* _Problem to work on_
In the listing below, find every line with the string "TECH" and pull it out.

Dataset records
BEGIN
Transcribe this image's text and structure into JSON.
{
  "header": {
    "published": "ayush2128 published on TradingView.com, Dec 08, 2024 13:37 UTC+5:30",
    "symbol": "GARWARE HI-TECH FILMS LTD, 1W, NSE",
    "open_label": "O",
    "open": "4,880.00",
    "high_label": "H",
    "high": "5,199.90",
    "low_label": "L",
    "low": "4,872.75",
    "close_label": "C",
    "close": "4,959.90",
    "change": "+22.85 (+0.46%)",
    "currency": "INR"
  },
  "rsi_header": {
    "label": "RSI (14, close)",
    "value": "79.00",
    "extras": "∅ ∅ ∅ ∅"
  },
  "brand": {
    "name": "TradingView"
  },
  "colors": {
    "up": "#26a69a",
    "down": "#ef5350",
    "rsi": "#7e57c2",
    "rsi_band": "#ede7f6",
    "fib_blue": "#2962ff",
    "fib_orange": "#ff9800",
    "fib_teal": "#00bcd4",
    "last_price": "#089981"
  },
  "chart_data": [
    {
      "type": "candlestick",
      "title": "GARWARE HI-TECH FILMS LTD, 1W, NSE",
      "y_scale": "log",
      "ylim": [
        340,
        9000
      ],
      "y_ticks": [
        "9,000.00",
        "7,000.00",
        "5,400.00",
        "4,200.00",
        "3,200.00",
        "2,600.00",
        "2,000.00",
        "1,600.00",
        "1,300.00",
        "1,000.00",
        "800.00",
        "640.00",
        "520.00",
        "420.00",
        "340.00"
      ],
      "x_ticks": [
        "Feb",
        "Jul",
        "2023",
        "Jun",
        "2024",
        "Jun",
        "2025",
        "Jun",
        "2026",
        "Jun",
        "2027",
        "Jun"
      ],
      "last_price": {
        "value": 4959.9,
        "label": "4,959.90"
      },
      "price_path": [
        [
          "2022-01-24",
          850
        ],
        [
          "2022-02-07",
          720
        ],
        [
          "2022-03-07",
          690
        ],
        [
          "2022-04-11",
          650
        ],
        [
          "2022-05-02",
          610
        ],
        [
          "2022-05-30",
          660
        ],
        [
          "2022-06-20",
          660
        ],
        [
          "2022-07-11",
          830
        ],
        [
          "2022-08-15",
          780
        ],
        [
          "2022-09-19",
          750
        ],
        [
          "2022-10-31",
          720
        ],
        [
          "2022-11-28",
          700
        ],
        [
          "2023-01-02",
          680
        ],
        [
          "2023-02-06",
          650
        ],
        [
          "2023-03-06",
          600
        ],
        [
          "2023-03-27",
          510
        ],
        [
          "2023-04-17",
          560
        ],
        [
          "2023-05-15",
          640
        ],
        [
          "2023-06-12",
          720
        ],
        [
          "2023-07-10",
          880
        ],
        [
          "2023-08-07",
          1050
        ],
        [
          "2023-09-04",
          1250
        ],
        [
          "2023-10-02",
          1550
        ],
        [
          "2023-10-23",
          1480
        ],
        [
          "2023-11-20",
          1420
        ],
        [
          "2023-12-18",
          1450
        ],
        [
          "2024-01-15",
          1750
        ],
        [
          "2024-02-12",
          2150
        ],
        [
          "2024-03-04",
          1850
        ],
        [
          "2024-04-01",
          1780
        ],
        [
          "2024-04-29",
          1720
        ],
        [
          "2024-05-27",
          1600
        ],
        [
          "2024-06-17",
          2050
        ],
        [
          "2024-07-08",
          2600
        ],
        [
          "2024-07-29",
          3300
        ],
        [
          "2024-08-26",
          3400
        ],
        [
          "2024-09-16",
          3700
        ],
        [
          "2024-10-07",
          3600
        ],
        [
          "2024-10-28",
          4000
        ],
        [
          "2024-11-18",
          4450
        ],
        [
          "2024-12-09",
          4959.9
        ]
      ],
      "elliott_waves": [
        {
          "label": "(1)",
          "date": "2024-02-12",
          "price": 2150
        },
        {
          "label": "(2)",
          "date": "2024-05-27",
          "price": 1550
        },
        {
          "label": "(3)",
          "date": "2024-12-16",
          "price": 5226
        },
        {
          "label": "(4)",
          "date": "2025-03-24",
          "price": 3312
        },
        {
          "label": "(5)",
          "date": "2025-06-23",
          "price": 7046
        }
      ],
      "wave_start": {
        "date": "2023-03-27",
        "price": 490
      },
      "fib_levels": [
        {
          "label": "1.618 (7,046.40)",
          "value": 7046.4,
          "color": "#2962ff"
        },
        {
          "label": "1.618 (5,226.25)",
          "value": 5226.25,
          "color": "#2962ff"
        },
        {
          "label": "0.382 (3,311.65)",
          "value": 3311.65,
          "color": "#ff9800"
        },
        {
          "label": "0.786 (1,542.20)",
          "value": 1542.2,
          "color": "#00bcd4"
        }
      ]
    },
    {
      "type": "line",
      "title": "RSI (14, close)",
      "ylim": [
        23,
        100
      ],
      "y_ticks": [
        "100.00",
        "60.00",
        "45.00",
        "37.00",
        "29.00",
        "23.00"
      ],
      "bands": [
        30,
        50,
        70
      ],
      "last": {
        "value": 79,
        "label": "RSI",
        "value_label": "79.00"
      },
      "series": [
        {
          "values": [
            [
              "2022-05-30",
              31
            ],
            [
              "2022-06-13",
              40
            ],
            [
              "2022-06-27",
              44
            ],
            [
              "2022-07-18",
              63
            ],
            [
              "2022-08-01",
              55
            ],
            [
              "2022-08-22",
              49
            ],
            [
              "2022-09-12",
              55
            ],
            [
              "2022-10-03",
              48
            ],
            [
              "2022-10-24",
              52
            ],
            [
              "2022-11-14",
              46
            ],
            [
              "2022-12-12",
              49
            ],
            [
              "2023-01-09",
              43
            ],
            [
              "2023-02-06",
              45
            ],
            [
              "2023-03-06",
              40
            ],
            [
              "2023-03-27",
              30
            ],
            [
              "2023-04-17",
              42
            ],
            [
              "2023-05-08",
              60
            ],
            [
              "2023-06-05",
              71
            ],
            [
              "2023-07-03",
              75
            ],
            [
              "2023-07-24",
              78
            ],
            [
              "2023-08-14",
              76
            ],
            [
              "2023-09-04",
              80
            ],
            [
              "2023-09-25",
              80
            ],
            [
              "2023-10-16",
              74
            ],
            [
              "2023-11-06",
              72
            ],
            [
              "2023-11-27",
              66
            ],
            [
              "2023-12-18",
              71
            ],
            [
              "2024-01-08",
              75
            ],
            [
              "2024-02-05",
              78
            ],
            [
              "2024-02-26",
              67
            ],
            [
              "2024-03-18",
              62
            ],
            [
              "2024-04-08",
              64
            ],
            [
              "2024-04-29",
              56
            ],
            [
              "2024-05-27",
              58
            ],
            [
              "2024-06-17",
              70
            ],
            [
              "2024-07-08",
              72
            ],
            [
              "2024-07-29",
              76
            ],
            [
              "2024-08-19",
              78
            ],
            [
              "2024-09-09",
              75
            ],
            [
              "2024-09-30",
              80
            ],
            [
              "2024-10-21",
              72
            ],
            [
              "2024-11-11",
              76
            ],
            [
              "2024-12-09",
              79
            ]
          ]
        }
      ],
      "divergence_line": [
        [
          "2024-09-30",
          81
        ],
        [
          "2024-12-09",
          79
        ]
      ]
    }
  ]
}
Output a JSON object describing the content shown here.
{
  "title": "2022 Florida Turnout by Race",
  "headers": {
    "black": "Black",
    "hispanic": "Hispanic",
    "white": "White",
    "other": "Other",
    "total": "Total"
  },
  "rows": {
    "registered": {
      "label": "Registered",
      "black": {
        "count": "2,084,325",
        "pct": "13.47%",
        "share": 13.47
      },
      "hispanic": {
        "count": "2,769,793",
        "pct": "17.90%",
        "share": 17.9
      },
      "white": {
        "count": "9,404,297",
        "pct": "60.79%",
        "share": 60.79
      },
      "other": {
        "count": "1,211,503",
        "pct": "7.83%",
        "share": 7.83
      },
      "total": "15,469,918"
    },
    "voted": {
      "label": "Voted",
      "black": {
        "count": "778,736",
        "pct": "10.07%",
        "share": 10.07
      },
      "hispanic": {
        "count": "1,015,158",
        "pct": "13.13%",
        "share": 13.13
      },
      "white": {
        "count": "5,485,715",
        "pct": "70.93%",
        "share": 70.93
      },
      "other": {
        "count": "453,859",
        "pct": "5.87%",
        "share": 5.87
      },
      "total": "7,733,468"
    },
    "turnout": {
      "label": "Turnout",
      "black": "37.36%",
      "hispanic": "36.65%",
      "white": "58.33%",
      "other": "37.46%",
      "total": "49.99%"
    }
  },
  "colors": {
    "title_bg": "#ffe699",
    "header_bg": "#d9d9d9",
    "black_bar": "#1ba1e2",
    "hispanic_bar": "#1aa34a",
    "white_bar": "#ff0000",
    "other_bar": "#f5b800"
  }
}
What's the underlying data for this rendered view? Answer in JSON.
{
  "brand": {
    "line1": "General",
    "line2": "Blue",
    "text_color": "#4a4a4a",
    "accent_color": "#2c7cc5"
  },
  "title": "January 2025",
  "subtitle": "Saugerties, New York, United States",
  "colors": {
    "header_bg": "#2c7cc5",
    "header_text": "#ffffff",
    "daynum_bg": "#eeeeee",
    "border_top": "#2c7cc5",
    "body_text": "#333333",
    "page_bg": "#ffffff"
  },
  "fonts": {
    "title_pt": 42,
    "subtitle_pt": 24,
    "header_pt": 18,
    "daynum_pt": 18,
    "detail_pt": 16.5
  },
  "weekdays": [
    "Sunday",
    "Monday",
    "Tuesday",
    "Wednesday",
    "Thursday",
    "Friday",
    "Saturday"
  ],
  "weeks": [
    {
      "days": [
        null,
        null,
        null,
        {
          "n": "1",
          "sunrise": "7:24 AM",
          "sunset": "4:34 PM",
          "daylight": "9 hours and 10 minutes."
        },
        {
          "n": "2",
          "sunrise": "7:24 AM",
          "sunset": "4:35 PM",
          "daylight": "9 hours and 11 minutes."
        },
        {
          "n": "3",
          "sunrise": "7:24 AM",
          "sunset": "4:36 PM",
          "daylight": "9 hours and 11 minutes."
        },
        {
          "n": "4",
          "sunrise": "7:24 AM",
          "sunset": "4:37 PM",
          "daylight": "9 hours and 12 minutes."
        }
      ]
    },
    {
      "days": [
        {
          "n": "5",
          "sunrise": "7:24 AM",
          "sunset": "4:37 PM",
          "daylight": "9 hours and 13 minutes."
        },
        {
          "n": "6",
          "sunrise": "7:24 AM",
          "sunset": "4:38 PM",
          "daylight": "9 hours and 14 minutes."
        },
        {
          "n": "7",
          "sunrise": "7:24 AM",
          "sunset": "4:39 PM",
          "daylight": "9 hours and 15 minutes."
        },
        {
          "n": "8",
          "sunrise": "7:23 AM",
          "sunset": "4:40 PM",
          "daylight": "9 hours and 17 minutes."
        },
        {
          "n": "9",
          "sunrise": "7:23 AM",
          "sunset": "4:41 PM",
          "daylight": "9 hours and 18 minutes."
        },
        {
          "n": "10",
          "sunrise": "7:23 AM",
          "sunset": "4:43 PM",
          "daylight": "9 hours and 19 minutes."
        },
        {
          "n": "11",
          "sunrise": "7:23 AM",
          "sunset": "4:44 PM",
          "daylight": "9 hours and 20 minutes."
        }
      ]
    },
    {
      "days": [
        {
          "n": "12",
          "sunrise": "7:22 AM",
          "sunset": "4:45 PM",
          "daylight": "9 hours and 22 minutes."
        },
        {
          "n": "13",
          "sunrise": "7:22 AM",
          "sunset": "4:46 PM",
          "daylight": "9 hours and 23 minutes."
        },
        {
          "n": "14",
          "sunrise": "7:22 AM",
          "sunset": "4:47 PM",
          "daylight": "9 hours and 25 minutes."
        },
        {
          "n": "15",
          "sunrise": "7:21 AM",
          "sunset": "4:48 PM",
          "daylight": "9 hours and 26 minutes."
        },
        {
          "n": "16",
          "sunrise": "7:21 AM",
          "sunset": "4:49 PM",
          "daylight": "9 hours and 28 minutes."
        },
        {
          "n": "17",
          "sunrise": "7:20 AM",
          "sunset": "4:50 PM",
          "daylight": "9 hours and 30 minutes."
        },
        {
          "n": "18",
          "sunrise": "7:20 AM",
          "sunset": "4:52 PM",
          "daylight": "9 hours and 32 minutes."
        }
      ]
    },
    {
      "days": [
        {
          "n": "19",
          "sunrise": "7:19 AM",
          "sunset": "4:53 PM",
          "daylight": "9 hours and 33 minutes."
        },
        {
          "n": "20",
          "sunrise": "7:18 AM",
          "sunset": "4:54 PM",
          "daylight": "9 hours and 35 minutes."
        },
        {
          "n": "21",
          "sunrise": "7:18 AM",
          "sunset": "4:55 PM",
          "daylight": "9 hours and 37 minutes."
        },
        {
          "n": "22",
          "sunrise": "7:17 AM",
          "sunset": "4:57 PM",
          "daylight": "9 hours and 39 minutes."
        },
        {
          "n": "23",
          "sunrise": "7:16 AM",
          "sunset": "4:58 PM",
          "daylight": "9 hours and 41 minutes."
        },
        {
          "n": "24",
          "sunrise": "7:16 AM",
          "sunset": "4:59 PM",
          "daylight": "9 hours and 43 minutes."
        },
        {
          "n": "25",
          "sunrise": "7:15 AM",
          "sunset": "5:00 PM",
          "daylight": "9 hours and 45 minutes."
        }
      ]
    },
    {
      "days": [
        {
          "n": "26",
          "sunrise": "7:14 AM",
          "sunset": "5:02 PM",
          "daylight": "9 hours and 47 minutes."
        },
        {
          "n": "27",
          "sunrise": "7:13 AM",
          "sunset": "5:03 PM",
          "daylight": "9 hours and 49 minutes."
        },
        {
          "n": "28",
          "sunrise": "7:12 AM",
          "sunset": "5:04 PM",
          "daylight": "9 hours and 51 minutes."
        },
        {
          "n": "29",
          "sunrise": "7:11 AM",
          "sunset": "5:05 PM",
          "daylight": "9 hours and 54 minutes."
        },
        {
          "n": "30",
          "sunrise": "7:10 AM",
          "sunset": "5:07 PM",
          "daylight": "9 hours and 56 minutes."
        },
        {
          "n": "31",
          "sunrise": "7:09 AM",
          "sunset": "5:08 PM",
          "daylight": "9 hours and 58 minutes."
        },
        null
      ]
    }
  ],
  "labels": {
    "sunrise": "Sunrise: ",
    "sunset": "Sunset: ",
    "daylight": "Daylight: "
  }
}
END
* _Solution for this task_
    "symbol": "GARWARE HI-TECH FILMS LTD, 1W, NSE",
      "title": "GARWARE HI-TECH FILMS LTD, 1W, NSE",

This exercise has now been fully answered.